GOAL -> Write out the records beneath this line exactly as they appear, minus any images.

DATASET ROWS ->
»»

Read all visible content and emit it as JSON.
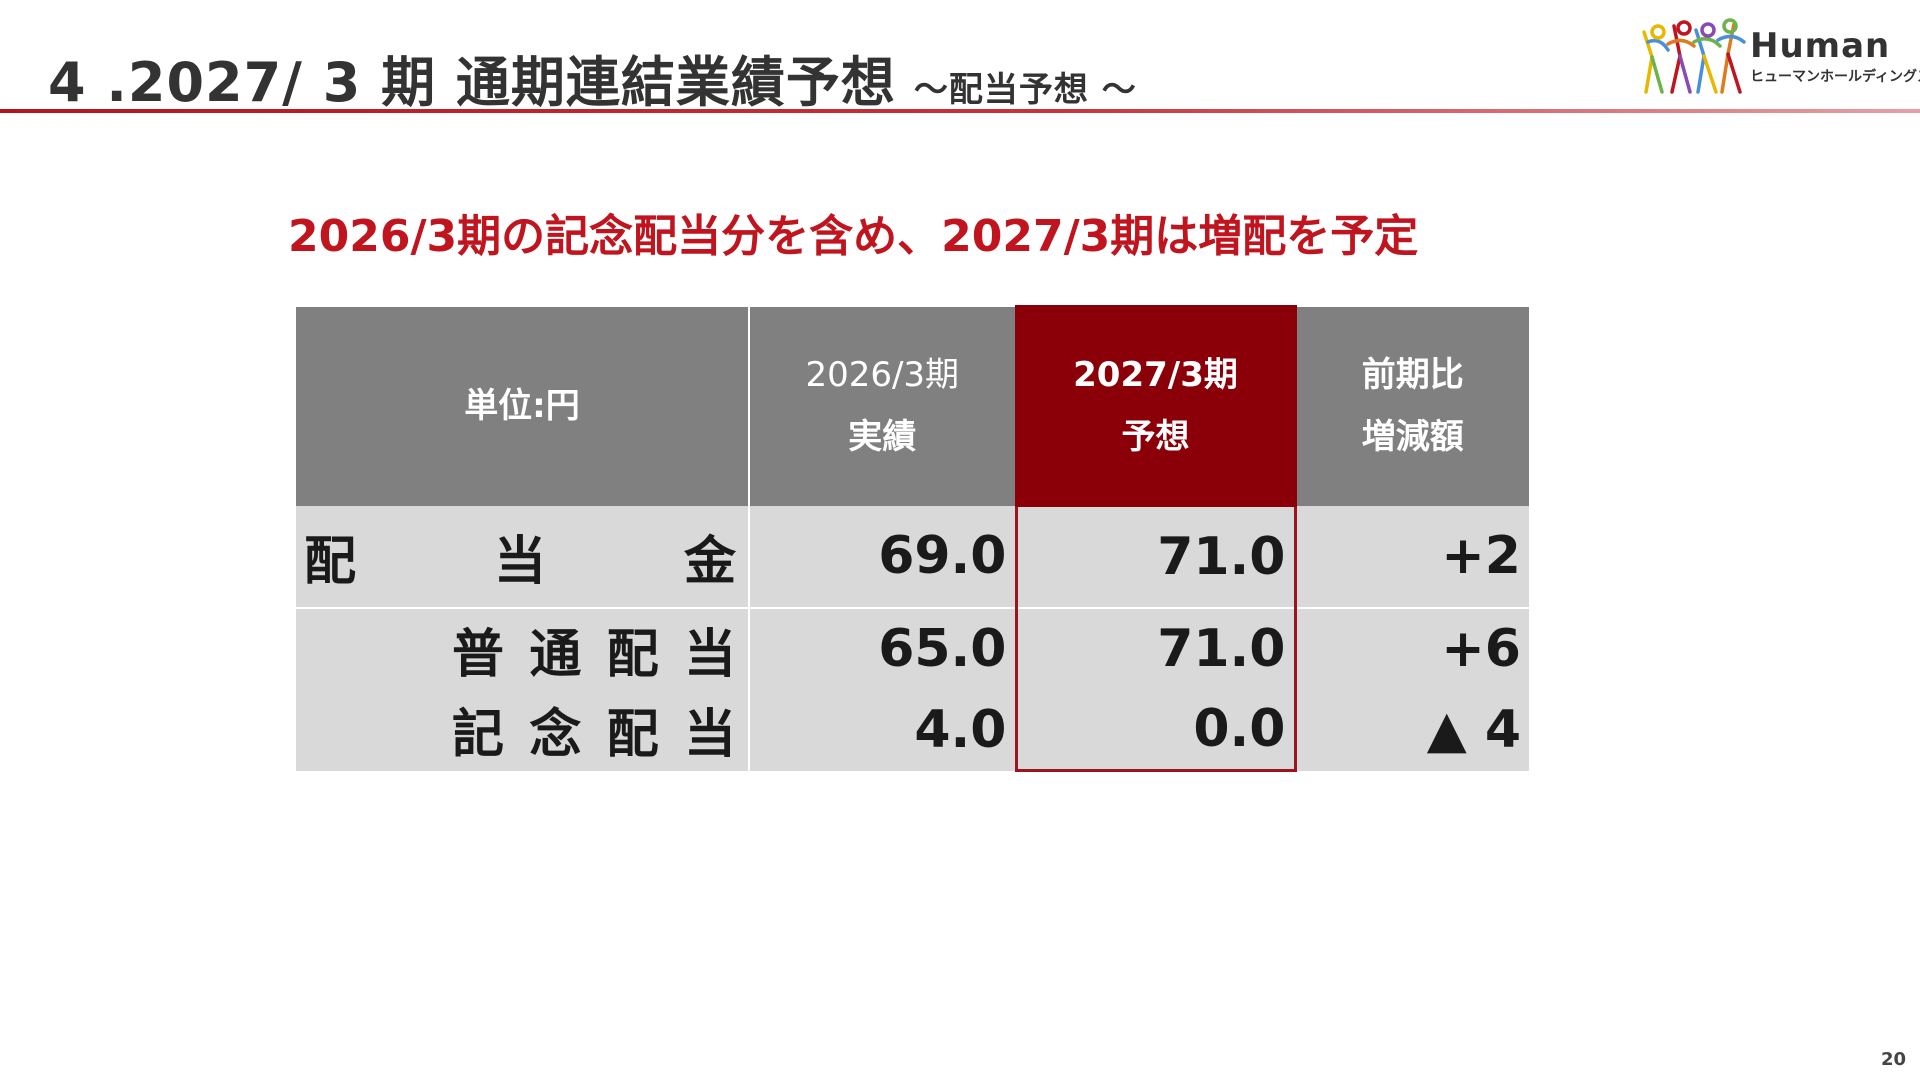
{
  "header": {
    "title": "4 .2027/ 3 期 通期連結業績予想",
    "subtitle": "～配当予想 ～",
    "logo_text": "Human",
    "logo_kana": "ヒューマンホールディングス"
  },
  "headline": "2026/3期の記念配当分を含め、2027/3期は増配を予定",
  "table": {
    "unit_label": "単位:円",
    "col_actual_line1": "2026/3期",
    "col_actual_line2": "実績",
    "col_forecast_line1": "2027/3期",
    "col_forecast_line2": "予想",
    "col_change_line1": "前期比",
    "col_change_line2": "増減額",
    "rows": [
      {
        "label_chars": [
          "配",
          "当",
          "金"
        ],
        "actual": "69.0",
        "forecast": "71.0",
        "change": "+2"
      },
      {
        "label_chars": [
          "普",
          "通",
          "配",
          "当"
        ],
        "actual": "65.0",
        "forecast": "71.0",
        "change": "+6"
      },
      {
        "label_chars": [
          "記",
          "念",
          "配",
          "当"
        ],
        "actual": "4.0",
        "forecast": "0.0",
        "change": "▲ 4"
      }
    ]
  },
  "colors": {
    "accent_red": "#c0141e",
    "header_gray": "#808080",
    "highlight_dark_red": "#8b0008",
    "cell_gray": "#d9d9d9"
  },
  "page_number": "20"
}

««

OUTPUT FOR THIS EXERCISE ->
Read all visible content and emit it as JSON.
{
  "header": {
    "title": "4 .2027/ 3 期 通期連結業績予想",
    "subtitle": "～配当予想 ～",
    "logo_text": "Human",
    "logo_kana": "ヒューマンホールディングス"
  },
  "headline": "2026/3期の記念配当分を含め、2027/3期は増配を予定",
  "table": {
    "unit_label": "単位:円",
    "col_actual_line1": "2026/3期",
    "col_actual_line2": "実績",
    "col_forecast_line1": "2027/3期",
    "col_forecast_line2": "予想",
    "col_change_line1": "前期比",
    "col_change_line2": "増減額",
    "rows": [
      {
        "label_chars": [
          "配",
          "当",
          "金"
        ],
        "actual": "69.0",
        "forecast": "71.0",
        "change": "+2"
      },
      {
        "label_chars": [
          "普",
          "通",
          "配",
          "当"
        ],
        "actual": "65.0",
        "forecast": "71.0",
        "change": "+6"
      },
      {
        "label_chars": [
          "記",
          "念",
          "配",
          "当"
        ],
        "actual": "4.0",
        "forecast": "0.0",
        "change": "▲ 4"
      }
    ]
  },
  "colors": {
    "accent_red": "#c0141e",
    "header_gray": "#808080",
    "highlight_dark_red": "#8b0008",
    "cell_gray": "#d9d9d9"
  },
  "page_number": "20"
}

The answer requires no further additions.